§ **What you need to do**: Write the listing out again, all of it, word for word.

§ **Provided information**:
Content starts

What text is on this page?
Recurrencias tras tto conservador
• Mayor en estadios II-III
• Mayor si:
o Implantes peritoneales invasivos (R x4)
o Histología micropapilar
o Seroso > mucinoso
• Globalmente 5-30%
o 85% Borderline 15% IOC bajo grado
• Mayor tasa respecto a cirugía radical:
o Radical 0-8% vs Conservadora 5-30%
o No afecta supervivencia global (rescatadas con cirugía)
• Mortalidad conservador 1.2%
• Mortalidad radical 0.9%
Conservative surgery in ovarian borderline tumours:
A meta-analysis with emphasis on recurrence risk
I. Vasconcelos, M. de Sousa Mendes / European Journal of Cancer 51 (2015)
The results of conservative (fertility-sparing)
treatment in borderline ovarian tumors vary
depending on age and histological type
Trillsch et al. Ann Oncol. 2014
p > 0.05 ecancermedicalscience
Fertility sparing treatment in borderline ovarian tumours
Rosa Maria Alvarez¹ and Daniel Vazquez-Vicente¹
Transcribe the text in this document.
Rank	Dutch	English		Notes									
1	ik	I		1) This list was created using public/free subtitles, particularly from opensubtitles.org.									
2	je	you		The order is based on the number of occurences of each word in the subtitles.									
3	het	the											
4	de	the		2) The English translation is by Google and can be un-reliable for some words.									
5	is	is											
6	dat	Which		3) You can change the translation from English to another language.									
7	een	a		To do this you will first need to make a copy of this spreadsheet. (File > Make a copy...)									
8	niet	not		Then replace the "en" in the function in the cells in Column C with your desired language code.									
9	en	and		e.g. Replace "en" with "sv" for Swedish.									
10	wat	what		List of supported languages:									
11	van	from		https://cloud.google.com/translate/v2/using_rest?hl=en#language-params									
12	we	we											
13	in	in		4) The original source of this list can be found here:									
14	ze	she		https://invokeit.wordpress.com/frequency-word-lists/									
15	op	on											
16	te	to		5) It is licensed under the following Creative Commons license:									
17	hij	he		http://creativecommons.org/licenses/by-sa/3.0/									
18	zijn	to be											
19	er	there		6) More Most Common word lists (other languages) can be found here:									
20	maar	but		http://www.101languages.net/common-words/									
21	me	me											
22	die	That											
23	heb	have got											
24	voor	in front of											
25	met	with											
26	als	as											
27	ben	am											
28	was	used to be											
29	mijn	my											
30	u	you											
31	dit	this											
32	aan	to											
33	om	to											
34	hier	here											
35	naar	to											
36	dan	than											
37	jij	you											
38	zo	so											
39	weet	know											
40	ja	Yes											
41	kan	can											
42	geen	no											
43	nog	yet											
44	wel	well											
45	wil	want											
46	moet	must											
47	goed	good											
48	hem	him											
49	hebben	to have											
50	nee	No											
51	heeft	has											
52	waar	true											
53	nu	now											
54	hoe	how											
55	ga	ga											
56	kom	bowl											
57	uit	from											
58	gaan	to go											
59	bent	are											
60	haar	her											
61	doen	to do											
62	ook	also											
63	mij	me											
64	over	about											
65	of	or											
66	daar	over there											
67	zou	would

Content ends

§ **Exercise answer**:
What text is on this page?
Recurrencias tras tto conservador
• Mayor en estadios II-III
• Mayor si:
o Implantes peritoneales invasivos (R x4)
o Histología micropapilar
o Seroso > mucinoso
• Globalmente 5-30%
o 85% Borderline 15% IOC bajo grado
• Mayor tasa respecto a cirugía radical:
o Radical 0-8% vs Conservadora 5-30%
o No afecta supervivencia global (rescatadas con cirugía)
• Mortalidad conservador 1.2%
• Mortalidad radical 0.9%
Conservative surgery in ovarian borderline tumours:
A meta-analysis with emphasis on recurrence risk
I. Vasconcelos, M. de Sousa Mendes / European Journal of Cancer 51 (2015)
The results of conservative (fertility-sparing)
treatment in borderline ovarian tumors vary
depending on age and histological type
Trillsch et al. Ann Oncol. 2014
p > 0.05 ecancermedicalscience
Fertility sparing treatment in borderline ovarian tumours
Rosa Maria Alvarez¹ and Daniel Vazquez-Vicente¹
Transcribe the text in this document.
Rank	Dutch	English		Notes									
1	ik	I		1) This list was created using public/free subtitles, particularly from opensubtitles.org.									
2	je	you		The order is based on the number of occurences of each word in the subtitles.									
3	het	the											
4	de	the		2) The English translation is by Google and can be un-reliable for some words.									
5	is	is											
6	dat	Which		3) You can change the translation from English to another language.									
7	een	a		To do this you will first need to make a copy of this spreadsheet. (File > Make a copy...)									
8	niet	not		Then replace the "en" in the function in the cells in Column C with your desired language code.									
9	en	and		e.g. Replace "en" with "sv" for Swedish.									
10	wat	what		List of supported languages:									
11	van	from		https://cloud.google.com/translate/v2/using_rest?hl=en#language-params									
12	we	we											
13	in	in		4) The original source of this list can be found here:									
14	ze	she		https://invokeit.wordpress.com/frequency-word-lists/									
15	op	on											
16	te	to		5) It is licensed under the following Creative Commons license:									
17	hij	he		http://creativecommons.org/licenses/by-sa/3.0/									
18	zijn	to be											
19	er	there		6) More Most Common word lists (other languages) can be found here:									
20	maar	but		http://www.101languages.net/common-words/									
21	me	me											
22	die	That											
23	heb	have got											
24	voor	in front of											
25	met	with											
26	als	as											
27	ben	am											
28	was	used to be											
29	mijn	my											
30	u	you											
31	dit	this											
32	aan	to											
33	om	to											
34	hier	here											
35	naar	to											
36	dan	than											
37	jij	you											
38	zo	so											
39	weet	know											
40	ja	Yes											
41	kan	can											
42	geen	no											
43	nog	yet											
44	wel	well											
45	wil	want											
46	moet	must											
47	goed	good											
48	hem	him											
49	hebben	to have											
50	nee	No											
51	heeft	has											
52	waar	true											
53	nu	now											
54	hoe	how											
55	ga	ga											
56	kom	bowl											
57	uit	from											
58	gaan	to go											
59	bent	are											
60	haar	her											
61	doen	to do											
62	ook	also											
63	mij	me											
64	over	about											
65	of	or											
66	daar	over there											
67	zou	would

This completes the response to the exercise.